━━ Teks yang ditampilkan ━━
Ketiga Nalar inilah yang menjadi otak bagi transformasi peradaban Islam.
Sehingga
kita kemudian mengenal mazhab filsafat Islam “Peripatetisme”, yang
disinyalir mengacu pada warisan Aristotelianisme, tapi menggunakan
prinsip-prinsip Neo-Platonis. Peripatetisme diusung oleh “KFS”
(al-Kindi, al-Farabi, dan ibn Sina) dimana proyeknya tak jauh dari upaya
awal mengharmoniskan filsafat Yunani dari Sang Guru Pertama (Aristotle)
dengan doktrinase Islam. Aliran ini banyak bicara soal epistemologi
(Aristotelian) dan sedikit Ontologi (Neo-Platonian).
Kita
kenal pula “Mistisisme” sebagai aliran filsafat Islam yang dibesarkan
oleh para sufi-sufi filosof, seperti Al-Ghazali, ibn al-Araby, al-Hallaj
dan sebagainya. Anehnya, aliran ini lebih banyak bicara tentang
metafisika dan ontologi dengan tilikan Transendentalisme. Ia punya
metode epistemologi “aneh”: pengalaman langsung tanpa medium
(representasi rasional) akan kehadiran Kebenaran. Al-Ghazali menyebutnya
“Mukasyafah”, yang oleh ibn al-Araby ditulis dengan istilah
“al-Futuhat”. Penjelasannya rumit, bahkan butuh tema tersendiri.
Ada
juga kita kenal aliran Illuminasionisme (al-Isyraqiyyah) yang
dikibarkan benderanya oleh Suhrawardi. Dikatakan, aliran yang satu ini
dipermak dari sintesis antara Peripatetisme dan Mistisisme. Umumnya
pegiat aliran ini berlatar belakang Muslim Syiah, sehingga periode
selanjutnya lahir “anak kandung”-nya “filsafat Hikmah” yang dibesarkan
oleh Mulla Shadra. Shadra sendiri menyebut filsafatnya dengan “al-Hikma
al-Muta’aliyah” (Transcendental Wisdom), ia seorang Syi’i juga.
━━━
[Rincian tugas]:
Dalam teks tentang aliran filsafat Islam, istilah apa yang digunakan ibn al-Araby untuk hal yang oleh Al-Ghazali disebut “Mukasyafah”?
━━ Bahan ━━
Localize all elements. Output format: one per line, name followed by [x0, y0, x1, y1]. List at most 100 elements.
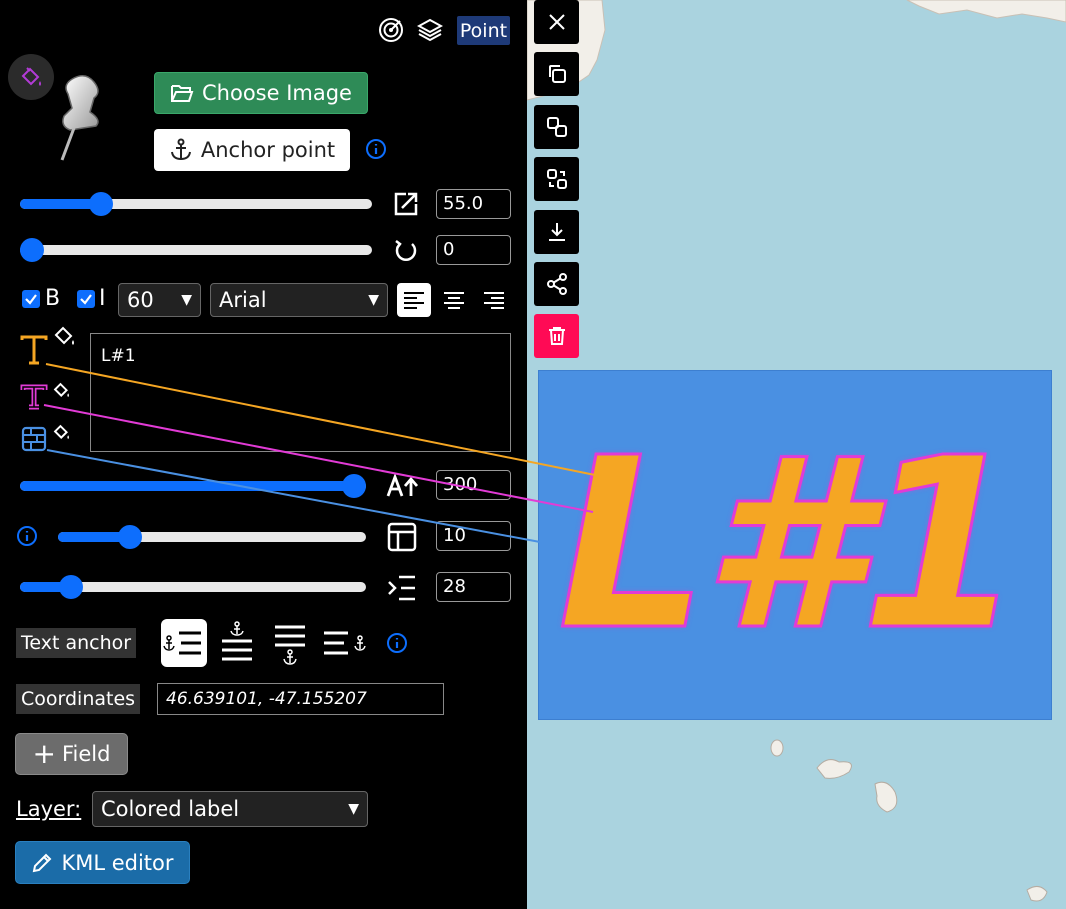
━━━
[Hasil yang benar]:
Ibn al-Araby menuliskannya dengan istilah “al-Futuhat”.